§ **Task description**
Output each entry verbatim and exclude every picture from it.

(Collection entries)
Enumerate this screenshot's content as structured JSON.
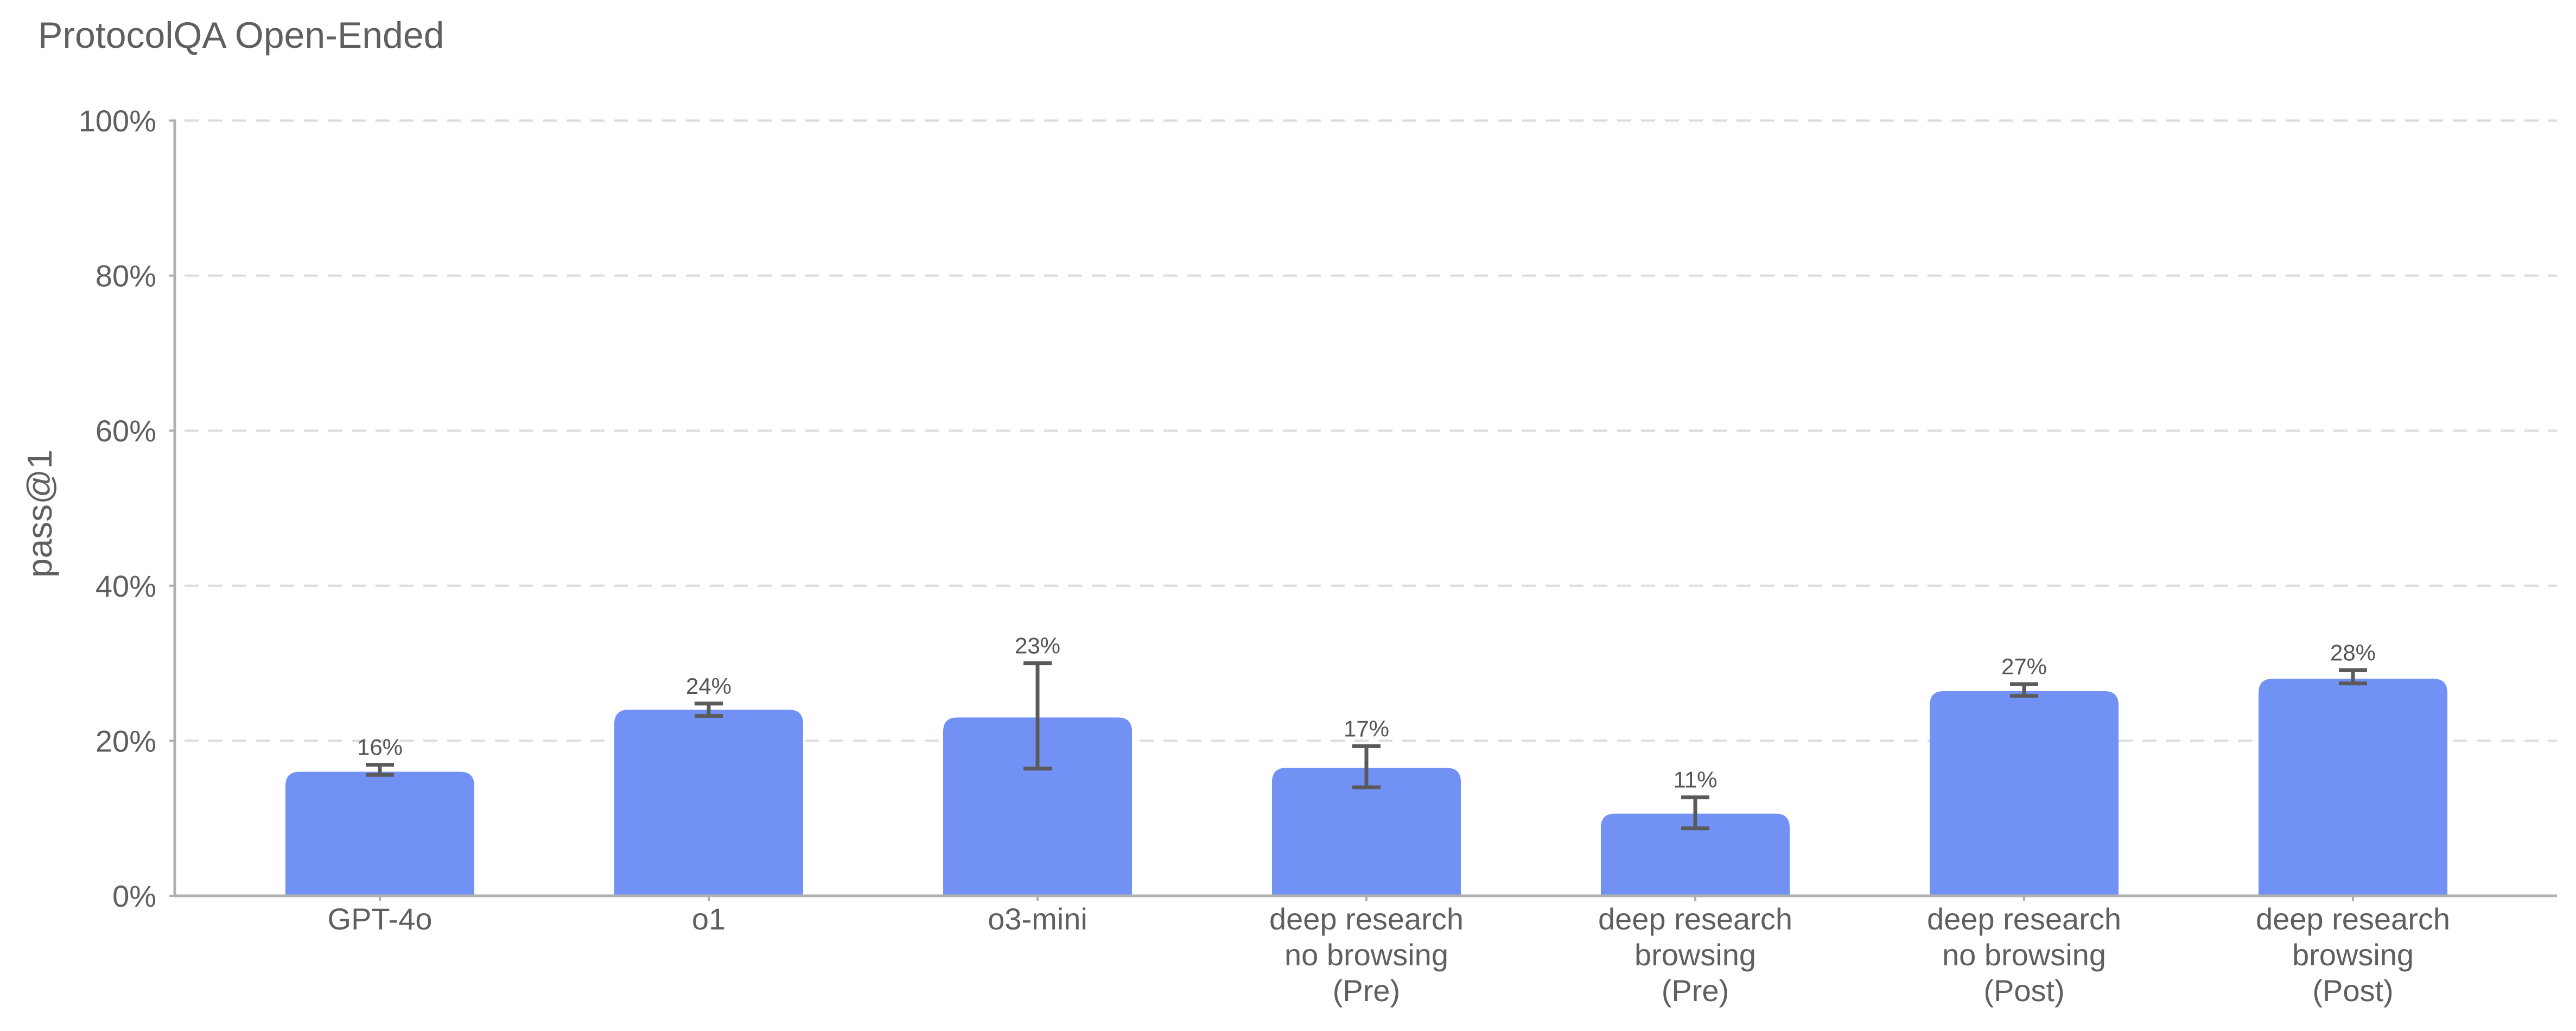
{
  "chart_data": {
    "type": "bar",
    "title": "ProtocolQA Open-Ended",
    "xlabel": "",
    "ylabel": "pass@1",
    "ylim": [
      0,
      100
    ],
    "yticks": [
      "0%",
      "20%",
      "40%",
      "60%",
      "80%",
      "100%"
    ],
    "grid": "horizontal dashed",
    "bar_color": "#7191f5",
    "categories": [
      [
        "GPT-4o"
      ],
      [
        "o1"
      ],
      [
        "o3-mini"
      ],
      [
        "deep research",
        "no browsing",
        "(Pre)"
      ],
      [
        "deep research",
        "browsing",
        "(Pre)"
      ],
      [
        "deep research",
        "no browsing",
        "(Post)"
      ],
      [
        "deep research",
        "browsing",
        "(Post)"
      ]
    ],
    "values": [
      16,
      24,
      23,
      17,
      11,
      27,
      28
    ],
    "bar_heights": [
      16,
      24,
      23,
      16.5,
      10.6,
      26.4,
      28.0
    ],
    "error_low": [
      15.6,
      23.2,
      16.4,
      14.0,
      8.7,
      25.8,
      27.4
    ],
    "error_high": [
      16.9,
      24.8,
      30.0,
      19.3,
      12.7,
      27.3,
      29.1
    ],
    "data_labels": [
      "16%",
      "24%",
      "23%",
      "17%",
      "11%",
      "27%",
      "28%"
    ]
  }
}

§ **Output of the exercise**
Enumerate this screenshot's content as structured JSON.
{
  "chart_data": {
    "type": "bar",
    "title": "ProtocolQA Open-Ended",
    "xlabel": "",
    "ylabel": "pass@1",
    "ylim": [
      0,
      100
    ],
    "yticks": [
      "0%",
      "20%",
      "40%",
      "60%",
      "80%",
      "100%"
    ],
    "grid": "horizontal dashed",
    "bar_color": "#7191f5",
    "categories": [
      [
        "GPT-4o"
      ],
      [
        "o1"
      ],
      [
        "o3-mini"
      ],
      [
        "deep research",
        "no browsing",
        "(Pre)"
      ],
      [
        "deep research",
        "browsing",
        "(Pre)"
      ],
      [
        "deep research",
        "no browsing",
        "(Post)"
      ],
      [
        "deep research",
        "browsing",
        "(Post)"
      ]
    ],
    "values": [
      16,
      24,
      23,
      17,
      11,
      27,
      28
    ],
    "bar_heights": [
      16,
      24,
      23,
      16.5,
      10.6,
      26.4,
      28.0
    ],
    "error_low": [
      15.6,
      23.2,
      16.4,
      14.0,
      8.7,
      25.8,
      27.4
    ],
    "error_high": [
      16.9,
      24.8,
      30.0,
      19.3,
      12.7,
      27.3,
      29.1
    ],
    "data_labels": [
      "16%",
      "24%",
      "23%",
      "17%",
      "11%",
      "27%",
      "28%"
    ]
  }
}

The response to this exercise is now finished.